GOAL:
Filter the entries below, keeping only lines with the word "leverancier".

___ AVAILABLE RECORDS ___

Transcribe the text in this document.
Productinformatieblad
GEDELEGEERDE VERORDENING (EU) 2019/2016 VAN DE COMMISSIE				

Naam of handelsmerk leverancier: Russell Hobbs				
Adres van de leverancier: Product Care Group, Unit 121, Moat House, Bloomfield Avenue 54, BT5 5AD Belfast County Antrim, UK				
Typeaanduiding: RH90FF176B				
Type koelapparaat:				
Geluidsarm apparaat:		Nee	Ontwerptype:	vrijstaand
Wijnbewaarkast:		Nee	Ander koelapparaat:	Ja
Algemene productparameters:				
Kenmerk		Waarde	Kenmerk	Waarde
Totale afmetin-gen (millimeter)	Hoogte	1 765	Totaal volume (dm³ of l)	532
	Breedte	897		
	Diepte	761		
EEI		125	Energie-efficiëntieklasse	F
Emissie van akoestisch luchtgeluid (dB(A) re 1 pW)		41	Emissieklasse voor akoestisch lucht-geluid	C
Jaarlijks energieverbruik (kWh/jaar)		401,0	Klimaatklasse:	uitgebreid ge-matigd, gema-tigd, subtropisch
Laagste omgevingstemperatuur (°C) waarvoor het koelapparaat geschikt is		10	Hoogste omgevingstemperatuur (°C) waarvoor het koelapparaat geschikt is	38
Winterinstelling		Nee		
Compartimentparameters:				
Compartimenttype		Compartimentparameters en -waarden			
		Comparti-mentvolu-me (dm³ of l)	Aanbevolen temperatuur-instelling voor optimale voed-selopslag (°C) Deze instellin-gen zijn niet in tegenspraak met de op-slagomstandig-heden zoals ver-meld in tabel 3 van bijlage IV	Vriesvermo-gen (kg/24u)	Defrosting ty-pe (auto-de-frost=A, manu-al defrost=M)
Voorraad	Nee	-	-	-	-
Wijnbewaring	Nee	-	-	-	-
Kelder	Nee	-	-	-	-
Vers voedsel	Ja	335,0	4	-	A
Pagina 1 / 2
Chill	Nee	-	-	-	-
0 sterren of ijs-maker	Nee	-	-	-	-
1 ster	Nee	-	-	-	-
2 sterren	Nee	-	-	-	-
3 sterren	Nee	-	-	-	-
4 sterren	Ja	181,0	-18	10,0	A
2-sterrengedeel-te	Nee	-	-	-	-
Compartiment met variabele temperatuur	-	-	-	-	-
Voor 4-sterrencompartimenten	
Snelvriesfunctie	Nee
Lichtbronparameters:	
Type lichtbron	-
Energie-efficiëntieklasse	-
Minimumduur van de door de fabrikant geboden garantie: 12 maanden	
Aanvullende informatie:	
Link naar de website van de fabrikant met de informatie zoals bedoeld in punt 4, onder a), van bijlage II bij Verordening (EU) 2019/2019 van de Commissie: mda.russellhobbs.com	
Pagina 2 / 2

___
___ AVAILABLE RECORDS ___

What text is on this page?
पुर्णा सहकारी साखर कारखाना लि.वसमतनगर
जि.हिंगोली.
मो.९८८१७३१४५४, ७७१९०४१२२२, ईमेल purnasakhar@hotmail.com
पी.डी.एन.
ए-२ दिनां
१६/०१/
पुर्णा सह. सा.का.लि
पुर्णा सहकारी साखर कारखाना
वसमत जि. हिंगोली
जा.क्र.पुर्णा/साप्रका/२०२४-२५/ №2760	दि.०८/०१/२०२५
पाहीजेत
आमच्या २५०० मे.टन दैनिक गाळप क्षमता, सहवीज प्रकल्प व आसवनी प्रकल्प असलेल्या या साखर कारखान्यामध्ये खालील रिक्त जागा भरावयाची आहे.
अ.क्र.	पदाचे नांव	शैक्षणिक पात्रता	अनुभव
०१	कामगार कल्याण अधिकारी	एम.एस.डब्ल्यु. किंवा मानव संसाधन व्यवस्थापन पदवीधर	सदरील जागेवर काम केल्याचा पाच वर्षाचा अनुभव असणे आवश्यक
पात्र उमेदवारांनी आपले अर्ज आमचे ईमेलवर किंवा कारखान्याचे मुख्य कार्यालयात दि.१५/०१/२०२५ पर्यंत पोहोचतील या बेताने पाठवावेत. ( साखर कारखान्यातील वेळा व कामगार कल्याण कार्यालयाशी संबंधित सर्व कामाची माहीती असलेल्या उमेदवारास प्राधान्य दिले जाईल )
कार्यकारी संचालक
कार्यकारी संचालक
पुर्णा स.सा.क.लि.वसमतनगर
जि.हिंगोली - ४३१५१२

___

EXERCISE SOLUTION:
Naam of handelsmerk leverancier: Russell Hobbs				
Adres van de leverancier: Product Care Group, Unit 121, Moat House, Bloomfield Avenue 54, BT5 5AD Belfast County Antrim, UK				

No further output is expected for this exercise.